Read the records below. Copy each line where the string "Position" occurs.
---------- Record extracts
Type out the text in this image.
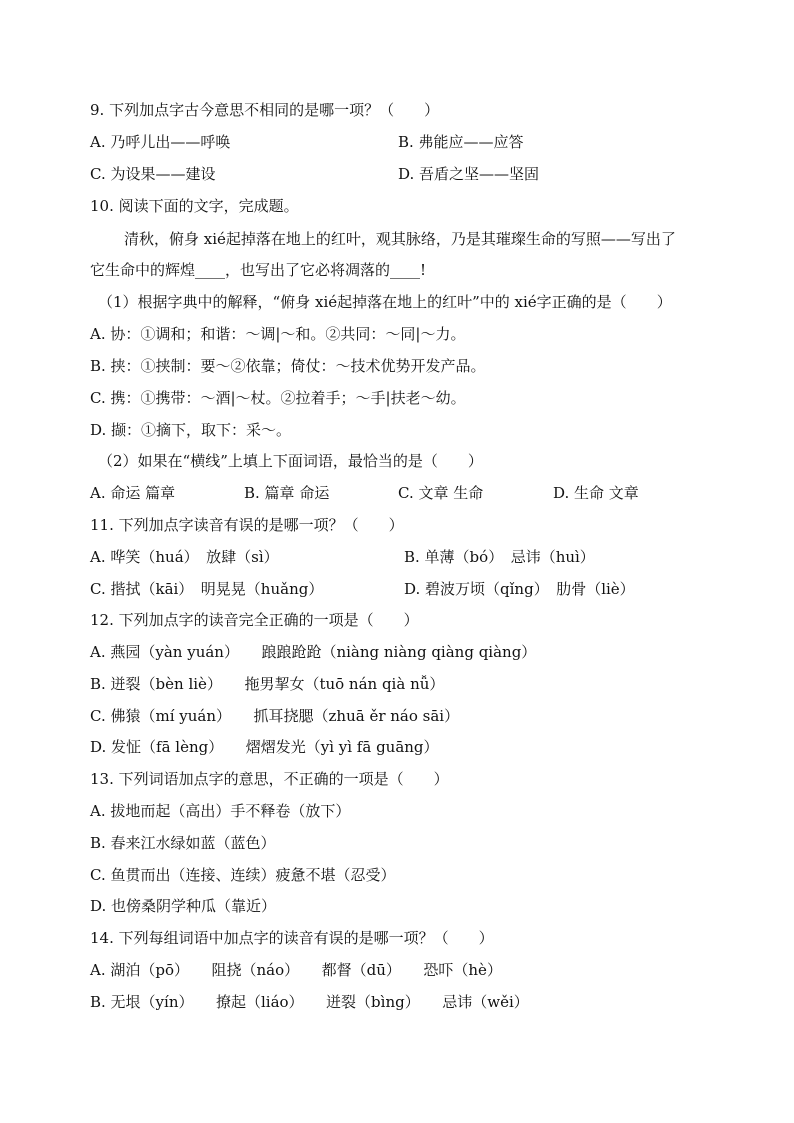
9. 下列加点字古今意思不相同的是哪一项？（　　）
A. 乃呼儿出——呼唤	B. 弗能应——应答
C. 为设果——建设	D. 吾盾之坚——坚固
10. 阅读下面的文字，完成题。
清秋，俯身 xié起掉落在地上的红叶，观其脉络，乃是其璀璨生命的写照——写出了
它生命中的辉煌____，也写出了它必将凋落的____!
（1）根据字典中的解释，“俯身 xié起掉落在地上的红叶”中的 xié字正确的是（　　）
A. 协：①调和；和谐：～调|～和。②共同：～同|～力。
B. 挟：①挟制：要～②依靠；倚仗：～技术优势开发产品。
C. 携：①携带：～酒|～杖。②拉着手；～手|扶老～幼。
D. 撷：①摘下，取下：采～。
（2）如果在“横线”上填上下面词语，最恰当的是（　　）
A. 命运 篇章	B. 篇章 命运	C. 文章 生命	D. 生命 文章
11. 下列加点字读音有误的是哪一项？（　　）
A. 哗笑（huá）　放肆（sì）	B. 单薄（bó）　忌讳（huì）
C. 揩拭（kāi）　明晃晃（huǎng）	D. 碧波万顷（qǐng）　肋骨（liè）
12. 下列加点字的读音完全正确的一项是（　　）
A. 燕园（yàn yuán）　　踉踉跄跄（niàng niàng qiàng qiàng）
B. 迸裂（bèn liè）　　拖男挈女（tuō nán qià nǚ）
C. 佛猿（mí yuán）　　抓耳挠腮（zhuā ěr náo sāi）
D. 发怔（fā lèng）　　熠熠发光（yì yì fā guāng）
13. 下列词语加点字的意思，不正确的一项是（　　）
A. 拔地而起（高出）手不释卷（放下）
B. 春来江水绿如蓝（蓝色）
C. 鱼贯而出（连接、连续）疲惫不堪（忍受）
D. 也傍桑阴学种瓜（靠近）
14. 下列每组词语中加点字的读音有误的是哪一项？（　　）
A. 湖泊（pō）　　阻挠（náo）　　都督（dū）　　恐吓（hè）
B. 无垠（yín）　　撩起（liáo）　　迸裂（bìng）　　忌讳（wěi）
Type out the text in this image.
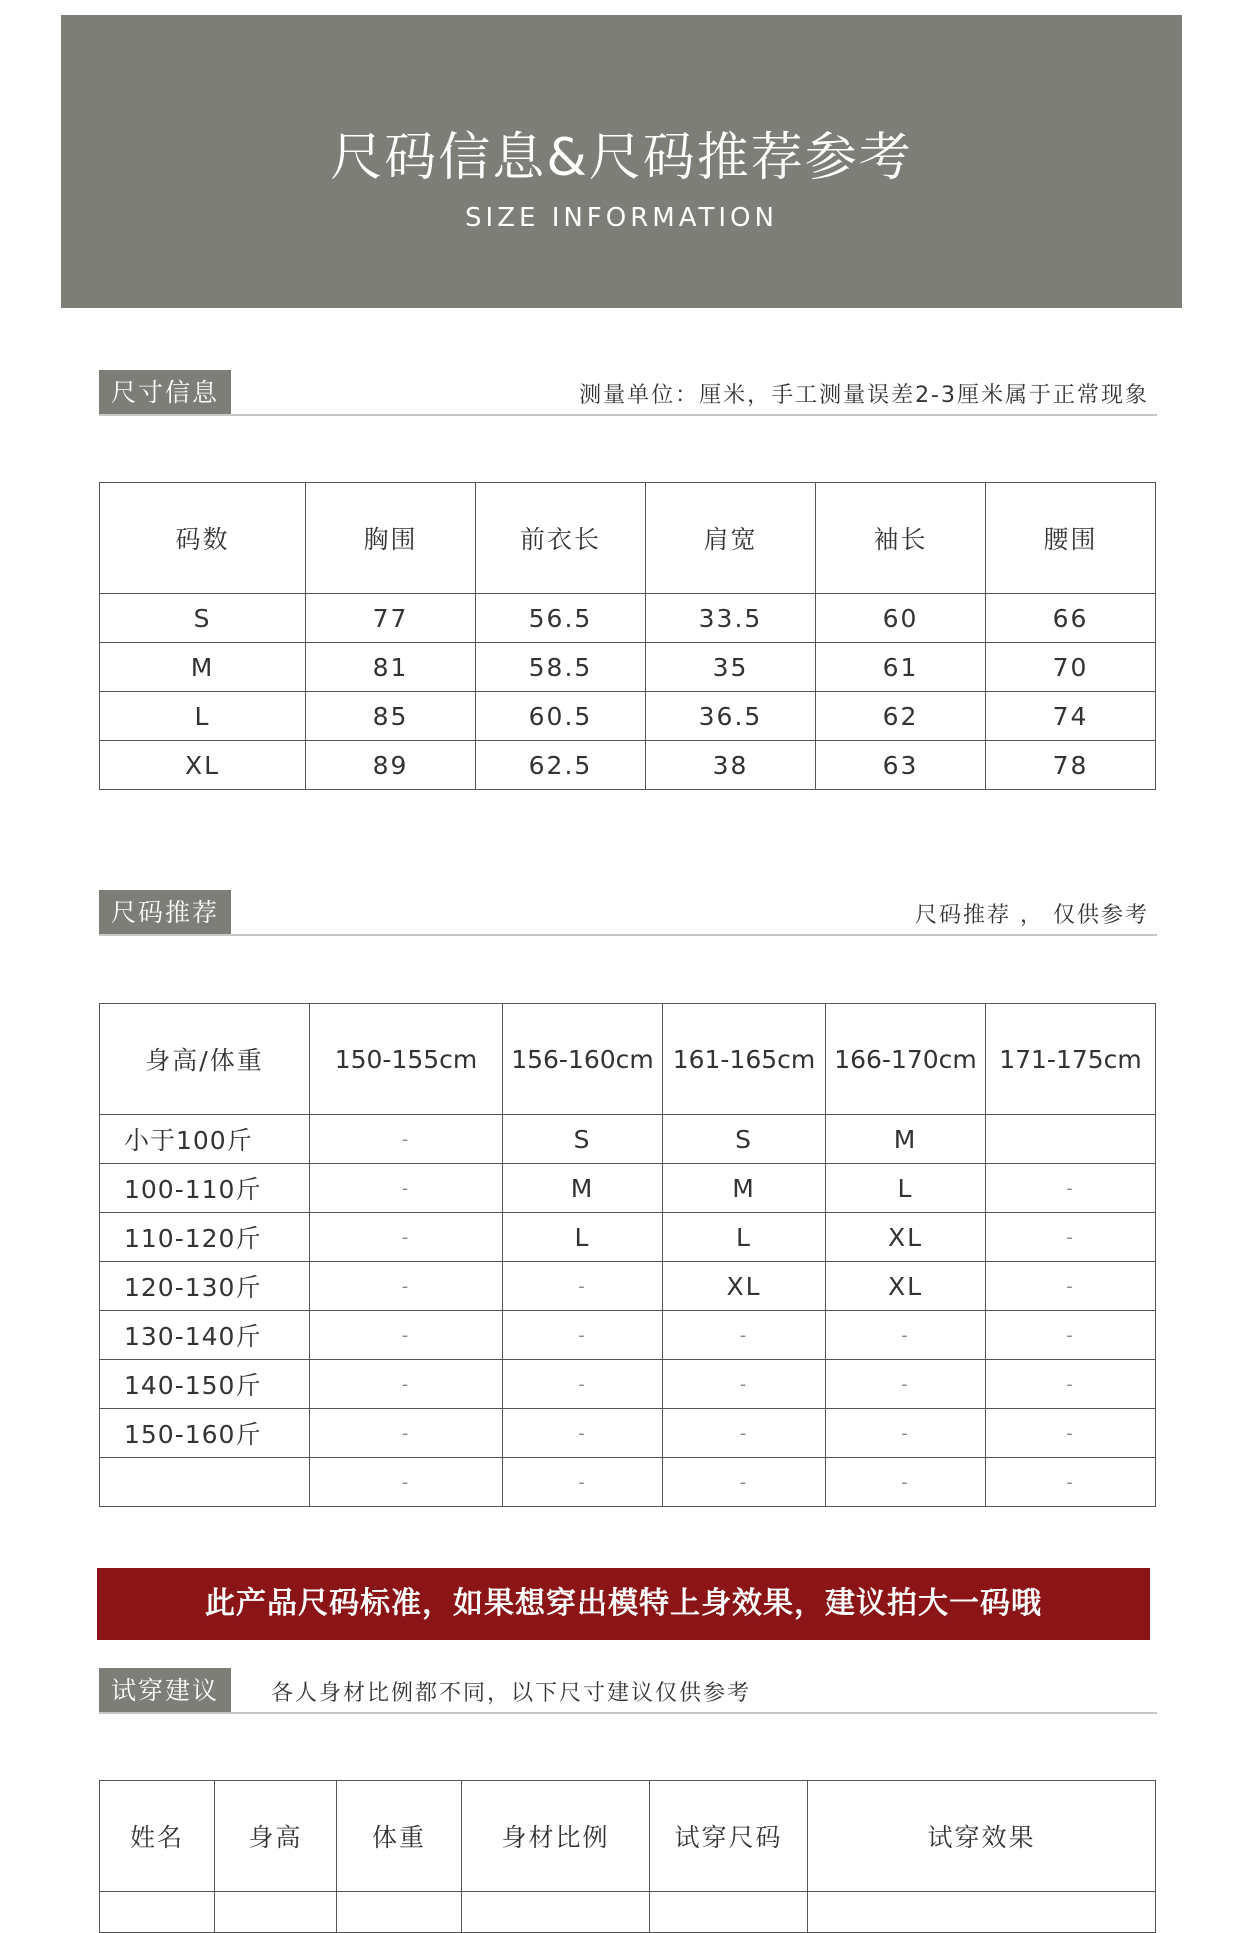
尺码信息&尺码推荐参考
SIZE INFORMATION
尺寸信息	测量单位：厘米，手工测量误差2-3厘米属于正常现象
码数	胸围	前衣长	肩宽	袖长	腰围
S	77	56.5	33.5	60	66
M	81	58.5	35	61	70
L	85	60.5	36.5	62	74
XL	89	62.5	38	63	78
尺码推荐	尺码推荐 ， 仅供参考
身高/体重	150-155cm	156-160cm	161-165cm	166-170cm	171-175cm
小于100斤	-	S	S	M	
100-110斤	-	M	M	L	-
110-120斤	-	L	L	XL	-
120-130斤	-	-	XL	XL	-
130-140斤	-	-	-	-	-
140-150斤	-	-	-	-	-
150-160斤	-	-	-	-	-
	-	-	-	-	-
此产品尺码标准，如果想穿出模特上身效果，建议拍大一码哦
试穿建议	各人身材比例都不同，以下尺寸建议仅供参考
姓名	身高	体重	身材比例	试穿尺码	试穿效果
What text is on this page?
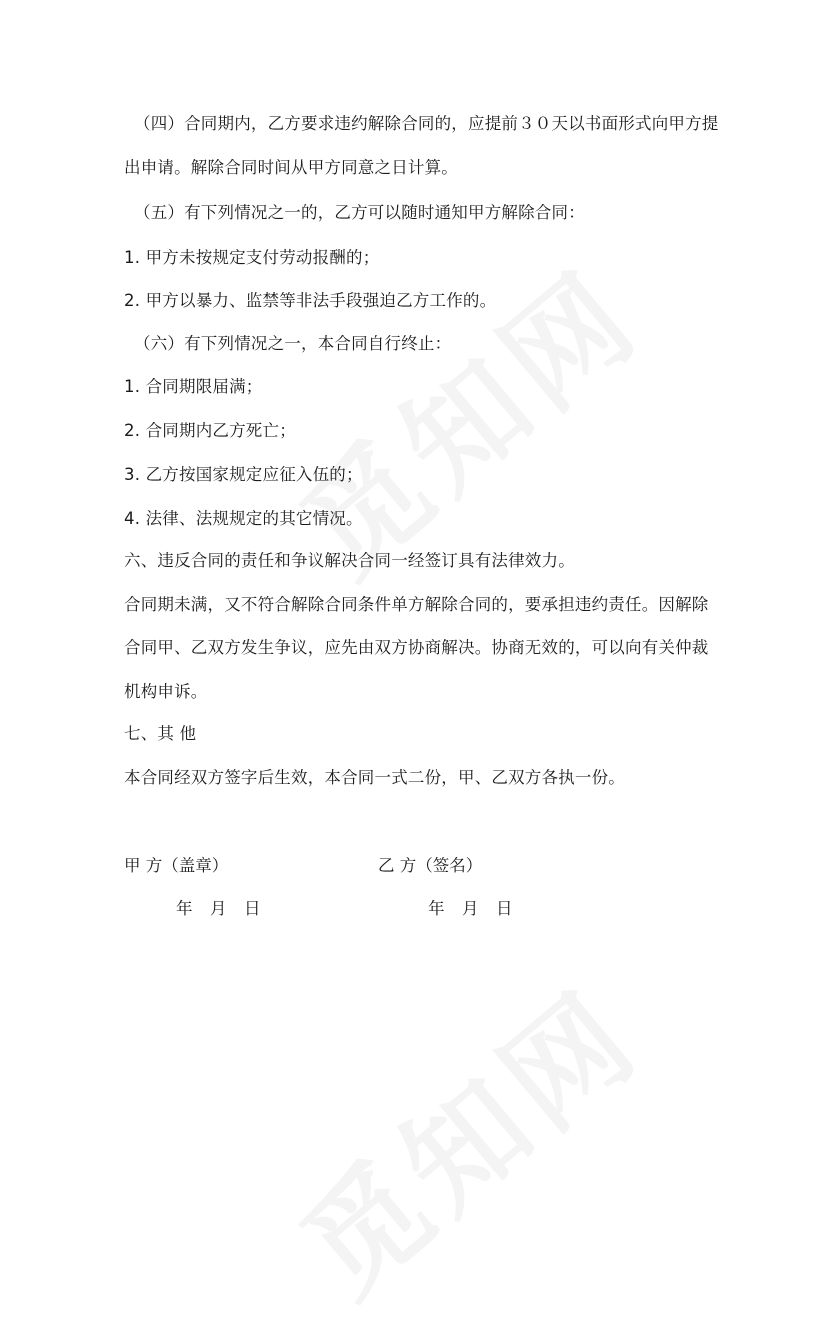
（四）合同期内，乙方要求违约解除合同的，应提前３０天以书面形式向甲方提
出申请。解除合同时间从甲方同意之日计算。
（五）有下列情况之一的，乙方可以随时通知甲方解除合同：
1. 甲方未按规定支付劳动报酬的；
2. 甲方以暴力、监禁等非法手段强迫乙方工作的。
（六）有下列情况之一，本合同自行终止：
1. 合同期限届满；
2. 合同期内乙方死亡；
3. 乙方按国家规定应征入伍的；
4. 法律、法规规定的其它情况。
六、违反合同的责任和争议解决合同一经签订具有法律效力。
合同期未满，又不符合解除合同条件单方解除合同的，要承担违约责任。因解除
合同甲、乙双方发生争议，应先由双方协商解决。协商无效的，可以向有关仲裁
机构申诉。
七、其 他
本合同经双方签字后生效，本合同一式二份，甲、乙双方各执一份。
甲 方（盖章）	乙 方（签名）
年 月 日	年 月 日
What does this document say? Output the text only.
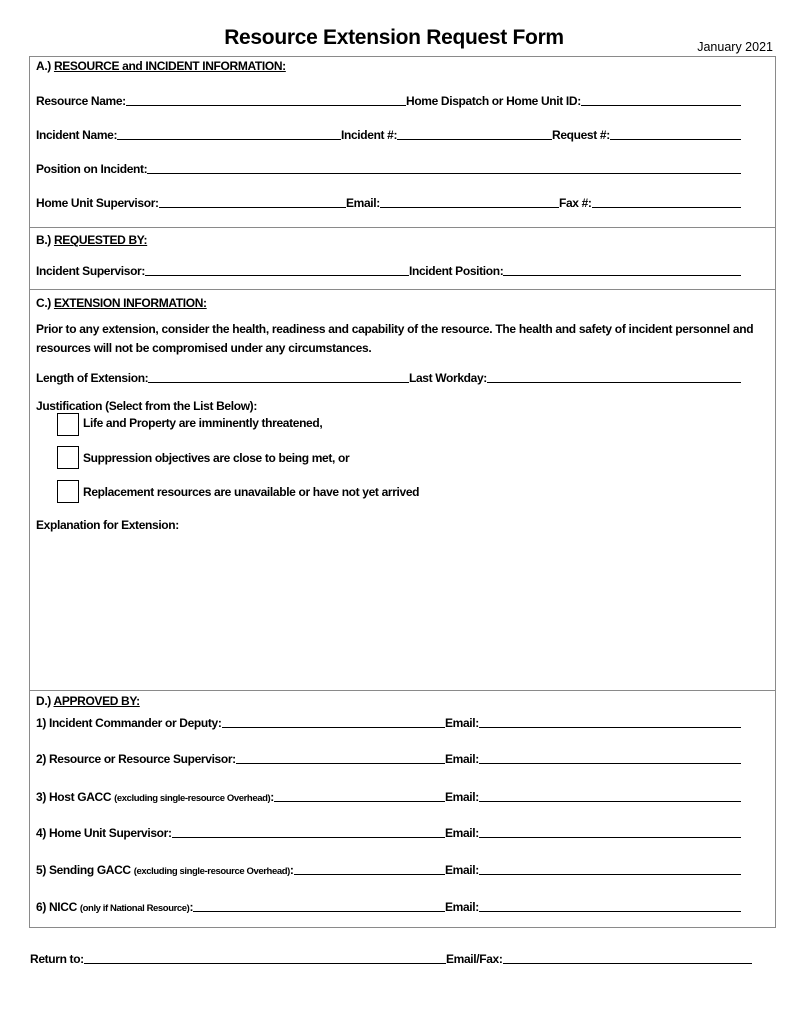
Resource Extension Request Form	January 2021
A.) RESOURCE and INCIDENT INFORMATION:
Resource Name:	Home Dispatch or Home Unit ID:
Incident Name:	Incident #:	Request #:
Position on Incident:
Home Unit Supervisor:	Email:	Fax #:
B.) REQUESTED BY:
Incident Supervisor:	Incident Position:
C.) EXTENSION INFORMATION:
Prior to any extension, consider the health, readiness and capability of the resource. The health and safety of incident personnel and resources will not be compromised under any circumstances.
Length of Extension:	Last Workday:
Justification (Select from the List Below):
Life and Property are imminently threatened,
Suppression objectives are close to being met, or
Replacement resources are unavailable or have not yet arrived
Explanation for Extension:
D.) APPROVED BY:
1) Incident Commander or Deputy:	Email:
2) Resource or Resource Supervisor:	Email:
3) Host GACC (excluding single-resource Overhead):	Email:
4) Home Unit Supervisor:	Email:
5) Sending GACC (excluding single-resource Overhead):	Email:
6) NICC (only if National Resource):	Email:
Return to:	Email/Fax:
--------------------
### Task answer
Position on Incident:
Incident Supervisor:	Incident Position:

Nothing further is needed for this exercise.